> **DATASET CONTENT**:
□ □ □ □
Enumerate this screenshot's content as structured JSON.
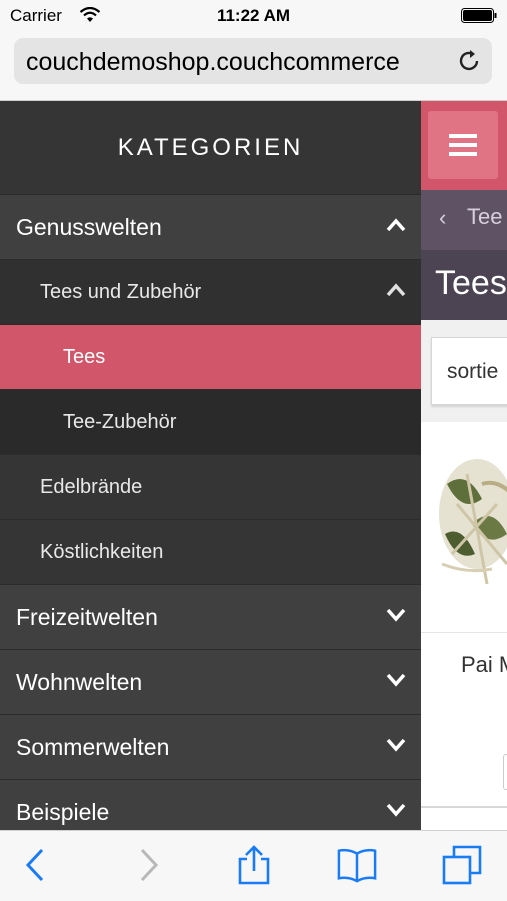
{
  "status": {
    "carrier": "Carrier",
    "time": "11:22 AM"
  },
  "browser": {
    "url": "couchdemoshop.couchcommerce"
  },
  "sidebar": {
    "title": "KATEGORIEN",
    "items": [
      {
        "label": "Genusswelten"
      },
      {
        "label": "Tees und Zubehör"
      },
      {
        "label": "Tees"
      },
      {
        "label": "Tee-Zubehör"
      },
      {
        "label": "Edelbrände"
      },
      {
        "label": "Köstlichkeiten"
      },
      {
        "label": "Freizeitwelten"
      },
      {
        "label": "Wohnwelten"
      },
      {
        "label": "Sommerwelten"
      },
      {
        "label": "Beispiele"
      }
    ]
  },
  "content": {
    "breadcrumb": "Tee",
    "title": "Tees",
    "sort_label": "sortie",
    "product_name": "Pai M"
  },
  "colors": {
    "accent": "#d2566a",
    "sidebar_bg": "#3a3a3a",
    "title_bar": "#4c4452",
    "ios_blue": "#1a7cf5"
  },
  "icons": {
    "toolbar": [
      "back-arrow-icon",
      "forward-arrow-icon",
      "share-icon",
      "bookmarks-icon",
      "tabs-icon"
    ]
  }
}
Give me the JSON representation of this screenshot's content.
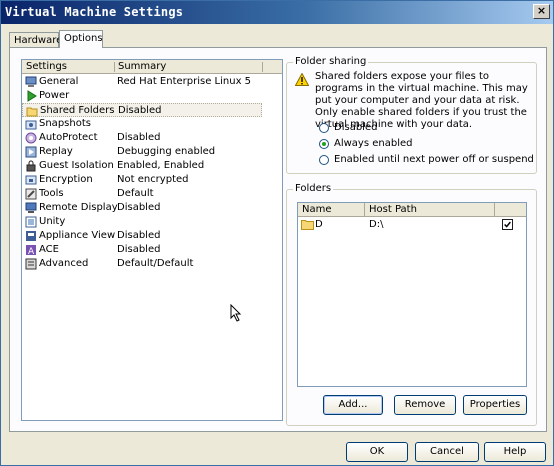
{
  "window": {
    "title": "Virtual Machine Settings",
    "close_glyph": "×"
  },
  "tabs": [
    {
      "label": "Hardware"
    },
    {
      "label": "Options"
    }
  ],
  "settings": {
    "headers": [
      "Settings",
      "Summary"
    ],
    "items": [
      {
        "name": "General",
        "summary": "Red Hat Enterprise Linux 5",
        "icon": "general-icon"
      },
      {
        "name": "Power",
        "summary": "",
        "icon": "power-icon"
      },
      {
        "name": "Shared Folders",
        "summary": "Disabled",
        "icon": "folder-icon"
      },
      {
        "name": "Snapshots",
        "summary": "",
        "icon": "snapshot-icon"
      },
      {
        "name": "AutoProtect",
        "summary": "Disabled",
        "icon": "autoprotect-icon"
      },
      {
        "name": "Replay",
        "summary": "Debugging enabled",
        "icon": "replay-icon"
      },
      {
        "name": "Guest Isolation",
        "summary": "Enabled, Enabled",
        "icon": "lock-icon"
      },
      {
        "name": "Encryption",
        "summary": "Not encrypted",
        "icon": "encryption-icon"
      },
      {
        "name": "Tools",
        "summary": "Default",
        "icon": "tools-icon"
      },
      {
        "name": "Remote Display",
        "summary": "Disabled",
        "icon": "display-icon"
      },
      {
        "name": "Unity",
        "summary": "",
        "icon": "unity-icon"
      },
      {
        "name": "Appliance View",
        "summary": "Disabled",
        "icon": "appliance-icon"
      },
      {
        "name": "ACE",
        "summary": "Disabled",
        "icon": "ace-icon"
      },
      {
        "name": "Advanced",
        "summary": "Default/Default",
        "icon": "advanced-icon"
      }
    ]
  },
  "folder_sharing": {
    "legend": "Folder sharing",
    "warning": "Shared folders expose your files to programs in the virtual machine. This may put your computer and your data at risk. Only enable shared folders if you trust the virtual machine with your data.",
    "options": [
      {
        "label": "Disabled",
        "checked": false
      },
      {
        "label": "Always enabled",
        "checked": true
      },
      {
        "label": "Enabled until next power off or suspend",
        "checked": false
      }
    ]
  },
  "folders": {
    "legend": "Folders",
    "headers": [
      "Name",
      "Host Path"
    ],
    "rows": [
      {
        "name": "D",
        "path": "D:\\",
        "enabled": true
      }
    ],
    "buttons": {
      "add": "Add...",
      "remove": "Remove",
      "properties": "Properties"
    }
  },
  "footer": {
    "ok": "OK",
    "cancel": "Cancel",
    "help": "Help"
  },
  "colors": {
    "title_start": "#0a246a",
    "title_end": "#a6caf0",
    "dialog_bg": "#ece9d8",
    "panel_bg": "#fcfcfe"
  }
}
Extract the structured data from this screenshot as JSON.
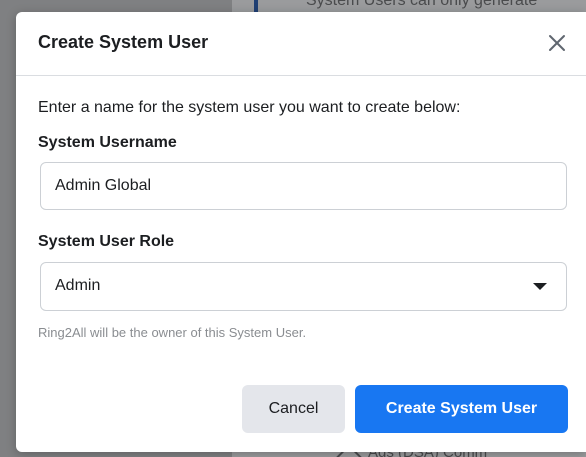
{
  "background": {
    "top_text": "System Users can only generate",
    "bottom_text": "Ads (DSA) Comm"
  },
  "dialog": {
    "title": "Create System User",
    "close_icon": "close-icon",
    "intro": "Enter a name for the system user you want to create below:",
    "username_label": "System Username",
    "username_value": "Admin Global",
    "role_label": "System User Role",
    "role_value": "Admin",
    "owner_note": "Ring2All will be the owner of this System User.",
    "cancel_label": "Cancel",
    "create_label": "Create System User"
  },
  "colors": {
    "primary": "#1877f2",
    "secondary_button": "#e4e6eb",
    "overlay": "#7f8082"
  }
}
□ □ □ □
> **YOUR TASK**:
Transcribe the material exactly, keeping every word and none of the pictures.

> **FULL ANSWER**:
Enumerate this screenshot's content as structured JSON.
{
  "status": {
    "carrier": "Carrier",
    "time": "11:22 AM"
  },
  "browser": {
    "url": "couchdemoshop.couchcommerce"
  },
  "sidebar": {
    "title": "KATEGORIEN",
    "items": [
      {
        "label": "Genusswelten"
      },
      {
        "label": "Tees und Zubehör"
      },
      {
        "label": "Tees"
      },
      {
        "label": "Tee-Zubehör"
      },
      {
        "label": "Edelbrände"
      },
      {
        "label": "Köstlichkeiten"
      },
      {
        "label": "Freizeitwelten"
      },
      {
        "label": "Wohnwelten"
      },
      {
        "label": "Sommerwelten"
      },
      {
        "label": "Beispiele"
      }
    ]
  },
  "content": {
    "breadcrumb": "Tee",
    "title": "Tees",
    "sort_label": "sortie",
    "product_name": "Pai M"
  },
  "colors": {
    "accent": "#d2566a",
    "sidebar_bg": "#3a3a3a",
    "title_bar": "#4c4452",
    "ios_blue": "#1a7cf5"
  },
  "icons": {
    "toolbar": [
      "back-arrow-icon",
      "forward-arrow-icon",
      "share-icon",
      "bookmarks-icon",
      "tabs-icon"
    ]
  }
}
Give me the JSON representation of this screenshot's content.
{
  "window": {
    "title": "Virtual Machine Settings",
    "close_glyph": "×"
  },
  "tabs": [
    {
      "label": "Hardware"
    },
    {
      "label": "Options"
    }
  ],
  "settings": {
    "headers": [
      "Settings",
      "Summary"
    ],
    "items": [
      {
        "name": "General",
        "summary": "Red Hat Enterprise Linux 5",
        "icon": "general-icon"
      },
      {
        "name": "Power",
        "summary": "",
        "icon": "power-icon"
      },
      {
        "name": "Shared Folders",
        "summary": "Disabled",
        "icon": "folder-icon"
      },
      {
        "name": "Snapshots",
        "summary": "",
        "icon": "snapshot-icon"
      },
      {
        "name": "AutoProtect",
        "summary": "Disabled",
        "icon": "autoprotect-icon"
      },
      {
        "name": "Replay",
        "summary": "Debugging enabled",
        "icon": "replay-icon"
      },
      {
        "name": "Guest Isolation",
        "summary": "Enabled, Enabled",
        "icon": "lock-icon"
      },
      {
        "name": "Encryption",
        "summary": "Not encrypted",
        "icon": "encryption-icon"
      },
      {
        "name": "Tools",
        "summary": "Default",
        "icon": "tools-icon"
      },
      {
        "name": "Remote Display",
        "summary": "Disabled",
        "icon": "display-icon"
      },
      {
        "name": "Unity",
        "summary": "",
        "icon": "unity-icon"
      },
      {
        "name": "Appliance View",
        "summary": "Disabled",
        "icon": "appliance-icon"
      },
      {
        "name": "ACE",
        "summary": "Disabled",
        "icon": "ace-icon"
      },
      {
        "name": "Advanced",
        "summary": "Default/Default",
        "icon": "advanced-icon"
      }
    ]
  },
  "folder_sharing": {
    "legend": "Folder sharing",
    "warning": "Shared folders expose your files to programs in the virtual machine. This may put your computer and your data at risk. Only enable shared folders if you trust the virtual machine with your data.",
    "options": [
      {
        "label": "Disabled",
        "checked": false
      },
      {
        "label": "Always enabled",
        "checked": true
      },
      {
        "label": "Enabled until next power off or suspend",
        "checked": false
      }
    ]
  },
  "folders": {
    "legend": "Folders",
    "headers": [
      "Name",
      "Host Path"
    ],
    "rows": [
      {
        "name": "D",
        "path": "D:\\",
        "enabled": true
      }
    ],
    "buttons": {
      "add": "Add...",
      "remove": "Remove",
      "properties": "Properties"
    }
  },
  "footer": {
    "ok": "OK",
    "cancel": "Cancel",
    "help": "Help"
  },
  "colors": {
    "title_start": "#0a246a",
    "title_end": "#a6caf0",
    "dialog_bg": "#ece9d8",
    "panel_bg": "#fcfcfe"
  }
}
Extract the structured data from this screenshot as JSON.
{
  "background": {
    "top_text": "System Users can only generate",
    "bottom_text": "Ads (DSA) Comm"
  },
  "dialog": {
    "title": "Create System User",
    "close_icon": "close-icon",
    "intro": "Enter a name for the system user you want to create below:",
    "username_label": "System Username",
    "username_value": "Admin Global",
    "role_label": "System User Role",
    "role_value": "Admin",
    "owner_note": "Ring2All will be the owner of this System User.",
    "cancel_label": "Cancel",
    "create_label": "Create System User"
  },
  "colors": {
    "primary": "#1877f2",
    "secondary_button": "#e4e6eb",
    "overlay": "#7f8082"
  }
}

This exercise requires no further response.